◆ GIVEN RECORDS
========================================

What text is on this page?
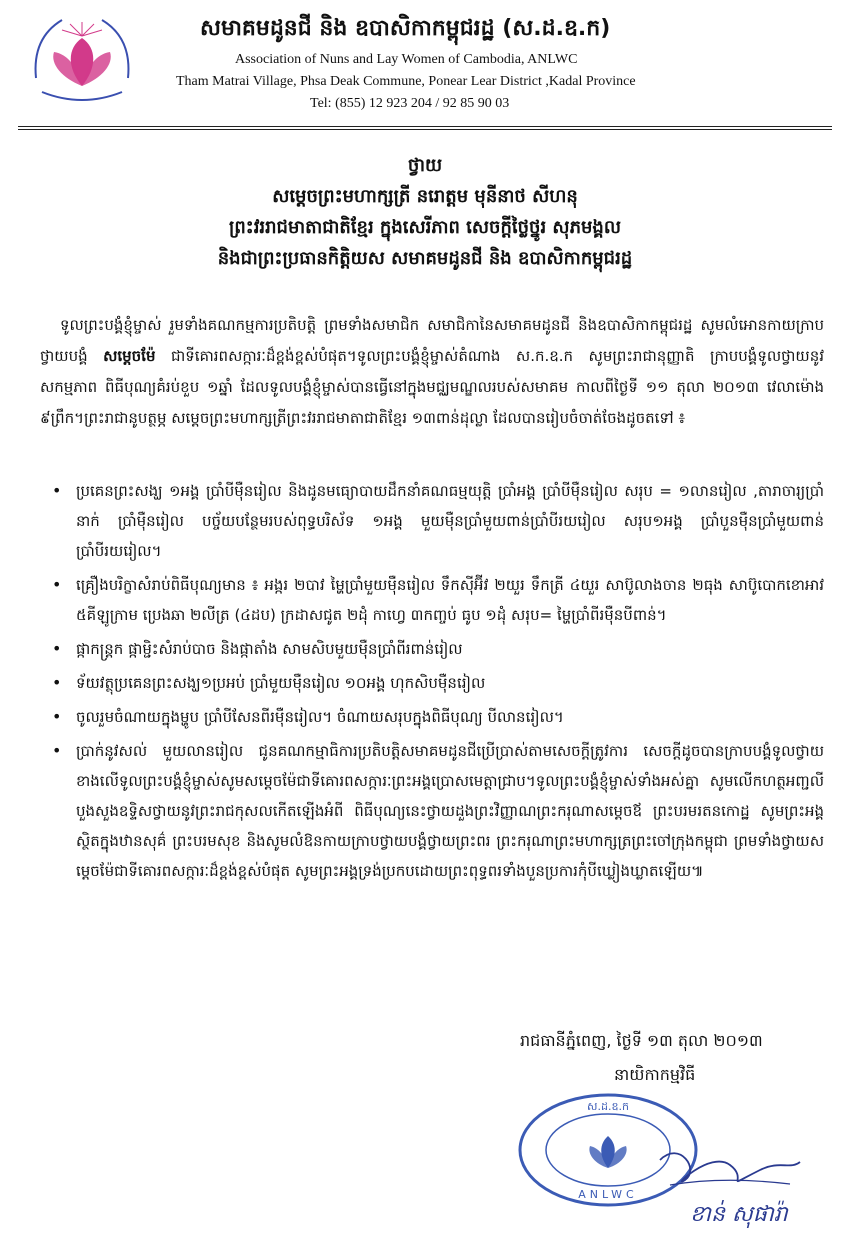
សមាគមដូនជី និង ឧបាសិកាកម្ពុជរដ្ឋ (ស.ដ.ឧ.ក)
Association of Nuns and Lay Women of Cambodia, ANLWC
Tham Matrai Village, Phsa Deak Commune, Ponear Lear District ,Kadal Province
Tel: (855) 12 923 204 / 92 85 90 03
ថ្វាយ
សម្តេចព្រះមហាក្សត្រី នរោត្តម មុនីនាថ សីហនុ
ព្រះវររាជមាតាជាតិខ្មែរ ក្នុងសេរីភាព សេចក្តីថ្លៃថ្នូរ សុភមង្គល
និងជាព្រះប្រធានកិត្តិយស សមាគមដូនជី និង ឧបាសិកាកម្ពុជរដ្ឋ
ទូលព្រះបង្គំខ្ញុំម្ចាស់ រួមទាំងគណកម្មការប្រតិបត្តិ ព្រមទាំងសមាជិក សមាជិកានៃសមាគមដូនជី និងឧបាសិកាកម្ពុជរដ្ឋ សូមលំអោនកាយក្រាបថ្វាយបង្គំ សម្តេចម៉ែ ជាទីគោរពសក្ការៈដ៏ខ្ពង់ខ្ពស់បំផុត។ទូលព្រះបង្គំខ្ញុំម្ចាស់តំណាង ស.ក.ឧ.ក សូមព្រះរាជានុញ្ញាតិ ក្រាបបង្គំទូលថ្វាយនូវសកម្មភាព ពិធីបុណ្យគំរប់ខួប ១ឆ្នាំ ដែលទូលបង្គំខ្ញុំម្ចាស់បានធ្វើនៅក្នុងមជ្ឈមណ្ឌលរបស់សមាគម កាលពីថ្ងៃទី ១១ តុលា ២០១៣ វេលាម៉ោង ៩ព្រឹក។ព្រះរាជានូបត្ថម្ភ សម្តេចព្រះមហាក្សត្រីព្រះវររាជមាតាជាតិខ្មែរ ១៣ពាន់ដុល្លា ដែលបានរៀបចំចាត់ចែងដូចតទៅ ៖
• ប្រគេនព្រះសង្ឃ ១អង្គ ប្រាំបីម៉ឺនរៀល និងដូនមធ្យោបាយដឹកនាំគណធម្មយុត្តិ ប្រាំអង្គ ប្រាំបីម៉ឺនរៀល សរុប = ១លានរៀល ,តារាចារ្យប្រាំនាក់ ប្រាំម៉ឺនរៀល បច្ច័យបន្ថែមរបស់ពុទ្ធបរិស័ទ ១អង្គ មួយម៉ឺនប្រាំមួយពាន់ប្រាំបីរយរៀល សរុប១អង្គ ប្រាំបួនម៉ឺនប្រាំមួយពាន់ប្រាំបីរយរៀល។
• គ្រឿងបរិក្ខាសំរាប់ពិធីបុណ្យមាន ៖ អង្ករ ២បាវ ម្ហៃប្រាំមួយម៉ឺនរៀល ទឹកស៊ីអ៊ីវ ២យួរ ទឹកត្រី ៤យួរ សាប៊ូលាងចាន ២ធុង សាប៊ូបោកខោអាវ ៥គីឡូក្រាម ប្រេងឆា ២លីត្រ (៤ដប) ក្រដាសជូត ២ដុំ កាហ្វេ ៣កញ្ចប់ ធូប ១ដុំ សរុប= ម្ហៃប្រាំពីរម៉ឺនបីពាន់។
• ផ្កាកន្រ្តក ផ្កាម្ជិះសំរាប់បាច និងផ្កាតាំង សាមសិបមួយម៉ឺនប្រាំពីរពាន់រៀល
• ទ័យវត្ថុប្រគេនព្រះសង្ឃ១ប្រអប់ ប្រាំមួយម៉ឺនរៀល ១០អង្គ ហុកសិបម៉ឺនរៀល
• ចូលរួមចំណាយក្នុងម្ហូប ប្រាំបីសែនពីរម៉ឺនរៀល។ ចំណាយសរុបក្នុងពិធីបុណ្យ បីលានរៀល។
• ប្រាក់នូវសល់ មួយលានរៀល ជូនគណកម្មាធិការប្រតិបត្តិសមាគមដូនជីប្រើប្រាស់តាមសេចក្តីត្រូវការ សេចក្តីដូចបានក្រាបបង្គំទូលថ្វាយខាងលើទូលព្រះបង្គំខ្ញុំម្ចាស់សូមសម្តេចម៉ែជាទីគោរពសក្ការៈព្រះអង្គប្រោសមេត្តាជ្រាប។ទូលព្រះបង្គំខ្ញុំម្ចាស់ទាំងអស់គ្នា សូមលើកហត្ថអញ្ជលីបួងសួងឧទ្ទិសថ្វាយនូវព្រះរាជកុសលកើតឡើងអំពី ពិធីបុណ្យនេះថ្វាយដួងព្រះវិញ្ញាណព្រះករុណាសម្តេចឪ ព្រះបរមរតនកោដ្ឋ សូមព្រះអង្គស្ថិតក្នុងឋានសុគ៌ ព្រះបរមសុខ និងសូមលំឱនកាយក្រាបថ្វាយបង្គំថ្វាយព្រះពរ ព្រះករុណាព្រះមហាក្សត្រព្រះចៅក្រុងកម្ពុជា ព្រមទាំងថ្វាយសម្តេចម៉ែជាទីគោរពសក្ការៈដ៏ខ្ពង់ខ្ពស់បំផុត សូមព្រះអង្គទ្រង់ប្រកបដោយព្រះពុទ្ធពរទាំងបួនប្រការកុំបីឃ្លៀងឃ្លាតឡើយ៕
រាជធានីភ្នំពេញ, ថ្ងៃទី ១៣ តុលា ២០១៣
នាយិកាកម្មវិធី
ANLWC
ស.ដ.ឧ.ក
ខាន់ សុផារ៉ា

========================================

◆ GOAL
Output the records above exactly; leave out the pictures.

◆ OUTPUT FOR THIS EXERCISE
What text is on this page?
សមាគមដូនជី និង ឧបាសិកាកម្ពុជរដ្ឋ (ស.ដ.ឧ.ក)
Association of Nuns and Lay Women of Cambodia, ANLWC
Tham Matrai Village, Phsa Deak Commune, Ponear Lear District ,Kadal Province
Tel: (855) 12 923 204 / 92 85 90 03
ថ្វាយ
សម្តេចព្រះមហាក្សត្រី នរោត្តម មុនីនាថ សីហនុ
ព្រះវររាជមាតាជាតិខ្មែរ ក្នុងសេរីភាព សេចក្តីថ្លៃថ្នូរ សុភមង្គល
និងជាព្រះប្រធានកិត្តិយស សមាគមដូនជី និង ឧបាសិកាកម្ពុជរដ្ឋ
ទូលព្រះបង្គំខ្ញុំម្ចាស់ រួមទាំងគណកម្មការប្រតិបត្តិ ព្រមទាំងសមាជិក សមាជិកានៃសមាគមដូនជី និងឧបាសិកាកម្ពុជរដ្ឋ សូមលំអោនកាយក្រាបថ្វាយបង្គំ សម្តេចម៉ែ ជាទីគោរពសក្ការៈដ៏ខ្ពង់ខ្ពស់បំផុត។ទូលព្រះបង្គំខ្ញុំម្ចាស់តំណាង ស.ក.ឧ.ក សូមព្រះរាជានុញ្ញាតិ ក្រាបបង្គំទូលថ្វាយនូវសកម្មភាព ពិធីបុណ្យគំរប់ខួប ១ឆ្នាំ ដែលទូលបង្គំខ្ញុំម្ចាស់បានធ្វើនៅក្នុងមជ្ឈមណ្ឌលរបស់សមាគម កាលពីថ្ងៃទី ១១ តុលា ២០១៣ វេលាម៉ោង ៩ព្រឹក។ព្រះរាជានូបត្ថម្ភ សម្តេចព្រះមហាក្សត្រីព្រះវររាជមាតាជាតិខ្មែរ ១៣ពាន់ដុល្លា ដែលបានរៀបចំចាត់ចែងដូចតទៅ ៖
• ប្រគេនព្រះសង្ឃ ១អង្គ ប្រាំបីម៉ឺនរៀល និងដូនមធ្យោបាយដឹកនាំគណធម្មយុត្តិ ប្រាំអង្គ ប្រាំបីម៉ឺនរៀល សរុប = ១លានរៀល ,តារាចារ្យប្រាំនាក់ ប្រាំម៉ឺនរៀល បច្ច័យបន្ថែមរបស់ពុទ្ធបរិស័ទ ១អង្គ មួយម៉ឺនប្រាំមួយពាន់ប្រាំបីរយរៀល សរុប១អង្គ ប្រាំបួនម៉ឺនប្រាំមួយពាន់ប្រាំបីរយរៀល។
• គ្រឿងបរិក្ខាសំរាប់ពិធីបុណ្យមាន ៖ អង្ករ ២បាវ ម្ហៃប្រាំមួយម៉ឺនរៀល ទឹកស៊ីអ៊ីវ ២យួរ ទឹកត្រី ៤យួរ សាប៊ូលាងចាន ២ធុង សាប៊ូបោកខោអាវ ៥គីឡូក្រាម ប្រេងឆា ២លីត្រ (៤ដប) ក្រដាសជូត ២ដុំ កាហ្វេ ៣កញ្ចប់ ធូប ១ដុំ សរុប= ម្ហៃប្រាំពីរម៉ឺនបីពាន់។
• ផ្កាកន្រ្តក ផ្កាម្ជិះសំរាប់បាច និងផ្កាតាំង សាមសិបមួយម៉ឺនប្រាំពីរពាន់រៀល
• ទ័យវត្ថុប្រគេនព្រះសង្ឃ១ប្រអប់ ប្រាំមួយម៉ឺនរៀល ១០អង្គ ហុកសិបម៉ឺនរៀល
• ចូលរួមចំណាយក្នុងម្ហូប ប្រាំបីសែនពីរម៉ឺនរៀល។ ចំណាយសរុបក្នុងពិធីបុណ្យ បីលានរៀល។
• ប្រាក់នូវសល់ មួយលានរៀល ជូនគណកម្មាធិការប្រតិបត្តិសមាគមដូនជីប្រើប្រាស់តាមសេចក្តីត្រូវការ សេចក្តីដូចបានក្រាបបង្គំទូលថ្វាយខាងលើទូលព្រះបង្គំខ្ញុំម្ចាស់សូមសម្តេចម៉ែជាទីគោរពសក្ការៈព្រះអង្គប្រោសមេត្តាជ្រាប។ទូលព្រះបង្គំខ្ញុំម្ចាស់ទាំងអស់គ្នា សូមលើកហត្ថអញ្ជលីបួងសួងឧទ្ទិសថ្វាយនូវព្រះរាជកុសលកើតឡើងអំពី ពិធីបុណ្យនេះថ្វាយដួងព្រះវិញ្ញាណព្រះករុណាសម្តេចឪ ព្រះបរមរតនកោដ្ឋ សូមព្រះអង្គស្ថិតក្នុងឋានសុគ៌ ព្រះបរមសុខ និងសូមលំឱនកាយក្រាបថ្វាយបង្គំថ្វាយព្រះពរ ព្រះករុណាព្រះមហាក្សត្រព្រះចៅក្រុងកម្ពុជា ព្រមទាំងថ្វាយសម្តេចម៉ែជាទីគោរពសក្ការៈដ៏ខ្ពង់ខ្ពស់បំផុត សូមព្រះអង្គទ្រង់ប្រកបដោយព្រះពុទ្ធពរទាំងបួនប្រការកុំបីឃ្លៀងឃ្លាតឡើយ៕
រាជធានីភ្នំពេញ, ថ្ងៃទី ១៣ តុលា ២០១៣
នាយិកាកម្មវិធី
ANLWC
ស.ដ.ឧ.ក
ខាន់ សុផារ៉ា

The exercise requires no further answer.